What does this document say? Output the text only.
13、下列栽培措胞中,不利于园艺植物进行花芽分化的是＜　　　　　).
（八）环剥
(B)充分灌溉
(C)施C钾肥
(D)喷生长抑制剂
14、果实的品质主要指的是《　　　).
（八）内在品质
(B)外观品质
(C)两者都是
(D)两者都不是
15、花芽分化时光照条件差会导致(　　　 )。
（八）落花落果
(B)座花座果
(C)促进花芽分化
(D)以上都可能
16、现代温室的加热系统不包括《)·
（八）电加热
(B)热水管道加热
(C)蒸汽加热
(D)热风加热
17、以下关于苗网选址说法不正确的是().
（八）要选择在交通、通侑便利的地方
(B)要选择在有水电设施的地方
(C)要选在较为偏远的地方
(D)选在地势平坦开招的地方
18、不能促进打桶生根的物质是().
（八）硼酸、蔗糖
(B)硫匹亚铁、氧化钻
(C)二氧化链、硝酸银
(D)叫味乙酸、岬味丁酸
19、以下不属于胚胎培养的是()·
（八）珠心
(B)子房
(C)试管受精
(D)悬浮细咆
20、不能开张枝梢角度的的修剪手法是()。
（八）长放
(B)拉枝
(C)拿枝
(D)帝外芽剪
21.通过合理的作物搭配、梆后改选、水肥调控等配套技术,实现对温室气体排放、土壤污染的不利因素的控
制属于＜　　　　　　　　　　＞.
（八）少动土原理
+---+
Task to carry out
Send back each record exactly as it stands.

Task answer
What does this document say? Output the text only.
13、下列栽培措胞中,不利于园艺植物进行花芽分化的是＜　　　　　).
（八）环剥
(B)充分灌溉
(C)施C钾肥
(D)喷生长抑制剂
14、果实的品质主要指的是《　　　).
（八）内在品质
(B)外观品质
(C)两者都是
(D)两者都不是
15、花芽分化时光照条件差会导致(　　　 )。
（八）落花落果
(B)座花座果
(C)促进花芽分化
(D)以上都可能
16、现代温室的加热系统不包括《)·
（八）电加热
(B)热水管道加热
(C)蒸汽加热
(D)热风加热
17、以下关于苗网选址说法不正确的是().
（八）要选择在交通、通侑便利的地方
(B)要选择在有水电设施的地方
(C)要选在较为偏远的地方
(D)选在地势平坦开招的地方
18、不能促进打桶生根的物质是().
（八）硼酸、蔗糖
(B)硫匹亚铁、氧化钻
(C)二氧化链、硝酸银
(D)叫味乙酸、岬味丁酸
19、以下不属于胚胎培养的是()·
（八）珠心
(B)子房
(C)试管受精
(D)悬浮细咆
20、不能开张枝梢角度的的修剪手法是()。
（八）长放
(B)拉枝
(C)拿枝
(D)帝外芽剪
21.通过合理的作物搭配、梆后改选、水肥调控等配套技术,实现对温室气体排放、土壤污染的不利因素的控
制属于＜　　　　　　　　　　＞.
（八）少动土原理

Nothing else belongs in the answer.